## WHAT YOU WILL DO
Find every line in the records that holds the string "JSON". Copy each one.

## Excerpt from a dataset

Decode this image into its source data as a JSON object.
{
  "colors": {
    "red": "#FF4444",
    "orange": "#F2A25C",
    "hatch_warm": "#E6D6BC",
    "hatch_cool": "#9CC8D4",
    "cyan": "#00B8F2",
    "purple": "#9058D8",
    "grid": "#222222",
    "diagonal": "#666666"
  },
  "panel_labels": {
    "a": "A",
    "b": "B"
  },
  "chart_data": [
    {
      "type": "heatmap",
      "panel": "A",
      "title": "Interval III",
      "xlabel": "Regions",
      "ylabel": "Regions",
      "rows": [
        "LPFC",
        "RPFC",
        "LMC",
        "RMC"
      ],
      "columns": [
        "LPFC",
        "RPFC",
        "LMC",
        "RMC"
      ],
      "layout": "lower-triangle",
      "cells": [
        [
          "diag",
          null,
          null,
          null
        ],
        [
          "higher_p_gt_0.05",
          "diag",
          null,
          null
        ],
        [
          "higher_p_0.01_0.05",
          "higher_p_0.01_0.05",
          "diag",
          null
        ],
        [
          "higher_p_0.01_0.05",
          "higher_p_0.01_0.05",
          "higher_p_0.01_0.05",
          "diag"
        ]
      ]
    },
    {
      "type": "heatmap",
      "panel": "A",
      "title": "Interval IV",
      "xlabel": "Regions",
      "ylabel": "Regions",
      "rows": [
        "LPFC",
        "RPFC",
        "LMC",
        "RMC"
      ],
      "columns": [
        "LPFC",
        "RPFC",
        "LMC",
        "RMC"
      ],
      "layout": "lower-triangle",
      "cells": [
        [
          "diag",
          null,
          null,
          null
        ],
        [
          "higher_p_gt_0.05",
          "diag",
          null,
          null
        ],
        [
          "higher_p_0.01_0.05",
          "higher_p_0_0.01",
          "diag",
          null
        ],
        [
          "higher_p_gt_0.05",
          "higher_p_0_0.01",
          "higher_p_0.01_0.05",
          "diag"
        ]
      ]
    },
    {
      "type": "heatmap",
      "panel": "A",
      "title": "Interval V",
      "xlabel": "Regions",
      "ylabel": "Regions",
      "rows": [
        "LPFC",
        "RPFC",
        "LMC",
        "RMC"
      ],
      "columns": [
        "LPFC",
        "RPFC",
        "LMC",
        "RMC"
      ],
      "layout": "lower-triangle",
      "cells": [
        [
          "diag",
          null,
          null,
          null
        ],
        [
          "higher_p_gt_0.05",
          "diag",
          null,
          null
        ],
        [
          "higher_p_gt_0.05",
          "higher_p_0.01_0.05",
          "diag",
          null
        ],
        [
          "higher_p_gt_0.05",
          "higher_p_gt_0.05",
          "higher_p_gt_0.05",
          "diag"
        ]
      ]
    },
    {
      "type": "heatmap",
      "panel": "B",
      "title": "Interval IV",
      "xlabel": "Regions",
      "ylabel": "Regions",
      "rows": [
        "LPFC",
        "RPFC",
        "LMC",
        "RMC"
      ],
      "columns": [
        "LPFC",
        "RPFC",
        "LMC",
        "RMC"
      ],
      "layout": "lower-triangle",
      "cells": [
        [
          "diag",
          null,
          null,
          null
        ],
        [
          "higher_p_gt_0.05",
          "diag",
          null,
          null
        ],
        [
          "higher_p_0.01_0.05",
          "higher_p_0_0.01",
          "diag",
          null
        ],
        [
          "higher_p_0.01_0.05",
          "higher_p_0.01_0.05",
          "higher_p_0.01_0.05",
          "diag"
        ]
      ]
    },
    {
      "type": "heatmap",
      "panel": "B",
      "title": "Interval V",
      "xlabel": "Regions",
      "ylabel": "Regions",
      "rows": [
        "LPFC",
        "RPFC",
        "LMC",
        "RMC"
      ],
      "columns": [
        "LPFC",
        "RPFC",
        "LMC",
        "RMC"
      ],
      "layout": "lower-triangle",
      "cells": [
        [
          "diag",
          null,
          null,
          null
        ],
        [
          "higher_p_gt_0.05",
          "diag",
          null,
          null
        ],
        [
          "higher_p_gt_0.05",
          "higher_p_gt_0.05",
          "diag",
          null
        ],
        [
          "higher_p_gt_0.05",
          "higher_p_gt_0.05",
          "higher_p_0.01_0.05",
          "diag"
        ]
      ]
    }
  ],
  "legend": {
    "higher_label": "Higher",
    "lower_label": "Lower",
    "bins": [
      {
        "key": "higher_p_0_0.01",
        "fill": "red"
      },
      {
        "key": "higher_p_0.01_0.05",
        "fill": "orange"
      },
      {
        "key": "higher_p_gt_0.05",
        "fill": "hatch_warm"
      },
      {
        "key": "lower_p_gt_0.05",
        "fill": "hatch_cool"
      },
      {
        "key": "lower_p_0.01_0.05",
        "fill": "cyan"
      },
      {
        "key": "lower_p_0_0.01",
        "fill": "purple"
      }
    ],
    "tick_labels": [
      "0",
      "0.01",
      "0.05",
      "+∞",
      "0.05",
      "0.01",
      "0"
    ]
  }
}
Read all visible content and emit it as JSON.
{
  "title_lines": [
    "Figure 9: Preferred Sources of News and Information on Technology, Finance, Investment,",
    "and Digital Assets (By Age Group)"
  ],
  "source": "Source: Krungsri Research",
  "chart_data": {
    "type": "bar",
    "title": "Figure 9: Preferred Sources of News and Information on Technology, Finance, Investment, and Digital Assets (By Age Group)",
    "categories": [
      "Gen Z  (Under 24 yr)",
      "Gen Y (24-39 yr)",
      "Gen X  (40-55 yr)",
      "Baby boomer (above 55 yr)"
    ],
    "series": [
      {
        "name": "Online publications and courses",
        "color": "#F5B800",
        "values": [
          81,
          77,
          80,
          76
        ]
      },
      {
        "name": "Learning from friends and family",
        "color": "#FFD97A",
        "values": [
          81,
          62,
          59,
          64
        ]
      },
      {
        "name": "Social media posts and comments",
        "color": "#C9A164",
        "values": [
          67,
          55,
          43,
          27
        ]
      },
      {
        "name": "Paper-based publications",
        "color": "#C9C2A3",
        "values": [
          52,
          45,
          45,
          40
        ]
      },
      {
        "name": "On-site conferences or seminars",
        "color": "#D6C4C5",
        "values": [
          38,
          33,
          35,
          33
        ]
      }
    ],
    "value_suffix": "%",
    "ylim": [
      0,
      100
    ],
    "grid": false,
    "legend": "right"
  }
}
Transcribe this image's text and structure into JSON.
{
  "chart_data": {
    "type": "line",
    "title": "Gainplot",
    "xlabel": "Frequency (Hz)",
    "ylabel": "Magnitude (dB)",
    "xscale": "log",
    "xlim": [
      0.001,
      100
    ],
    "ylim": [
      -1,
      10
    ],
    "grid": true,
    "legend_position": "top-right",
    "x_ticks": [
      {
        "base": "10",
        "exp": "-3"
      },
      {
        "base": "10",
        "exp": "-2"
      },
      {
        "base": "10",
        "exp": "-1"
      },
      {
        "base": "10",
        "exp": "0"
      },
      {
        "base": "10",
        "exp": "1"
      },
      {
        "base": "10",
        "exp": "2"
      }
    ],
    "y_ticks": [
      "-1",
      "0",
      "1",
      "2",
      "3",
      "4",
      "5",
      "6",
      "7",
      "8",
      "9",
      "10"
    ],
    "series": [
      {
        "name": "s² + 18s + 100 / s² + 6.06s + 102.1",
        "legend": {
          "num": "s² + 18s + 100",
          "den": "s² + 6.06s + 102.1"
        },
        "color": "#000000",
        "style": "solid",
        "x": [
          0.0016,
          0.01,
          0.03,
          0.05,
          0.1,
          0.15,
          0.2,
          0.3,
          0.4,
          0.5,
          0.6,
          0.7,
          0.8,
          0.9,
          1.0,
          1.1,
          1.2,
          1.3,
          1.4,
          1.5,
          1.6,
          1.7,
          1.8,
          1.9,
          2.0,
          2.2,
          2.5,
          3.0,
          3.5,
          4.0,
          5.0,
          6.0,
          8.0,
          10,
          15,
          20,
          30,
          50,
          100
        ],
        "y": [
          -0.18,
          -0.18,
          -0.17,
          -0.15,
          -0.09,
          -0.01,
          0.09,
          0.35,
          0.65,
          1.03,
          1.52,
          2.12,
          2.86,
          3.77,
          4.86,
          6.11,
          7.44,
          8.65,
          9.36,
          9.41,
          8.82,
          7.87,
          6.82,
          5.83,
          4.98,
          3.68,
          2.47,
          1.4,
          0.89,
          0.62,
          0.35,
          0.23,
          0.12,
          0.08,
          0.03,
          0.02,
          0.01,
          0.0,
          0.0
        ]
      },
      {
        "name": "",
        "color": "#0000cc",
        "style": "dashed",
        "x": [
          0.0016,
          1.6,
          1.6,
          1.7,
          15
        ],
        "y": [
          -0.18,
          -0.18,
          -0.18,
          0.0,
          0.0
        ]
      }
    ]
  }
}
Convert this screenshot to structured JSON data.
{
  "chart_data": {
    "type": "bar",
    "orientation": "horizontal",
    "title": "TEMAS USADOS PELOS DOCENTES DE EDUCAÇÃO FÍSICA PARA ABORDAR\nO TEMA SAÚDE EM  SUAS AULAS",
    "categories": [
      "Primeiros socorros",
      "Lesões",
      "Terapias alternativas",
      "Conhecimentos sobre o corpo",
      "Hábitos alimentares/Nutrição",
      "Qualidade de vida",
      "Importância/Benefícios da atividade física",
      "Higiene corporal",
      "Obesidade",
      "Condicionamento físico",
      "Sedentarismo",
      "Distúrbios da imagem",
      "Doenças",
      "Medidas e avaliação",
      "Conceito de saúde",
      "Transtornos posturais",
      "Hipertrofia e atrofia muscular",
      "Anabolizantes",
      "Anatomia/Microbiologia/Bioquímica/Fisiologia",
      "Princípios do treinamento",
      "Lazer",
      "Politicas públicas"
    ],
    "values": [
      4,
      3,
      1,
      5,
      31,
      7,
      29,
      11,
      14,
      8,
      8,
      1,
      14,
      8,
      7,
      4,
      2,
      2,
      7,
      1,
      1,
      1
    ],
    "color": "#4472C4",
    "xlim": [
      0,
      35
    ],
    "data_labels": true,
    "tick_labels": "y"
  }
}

## CORRECT OUTPUT
Decode this image into its source data as a JSON object.
Read all visible content and emit it as JSON.
Transcribe this image's text and structure into JSON.
Convert this screenshot to structured JSON data.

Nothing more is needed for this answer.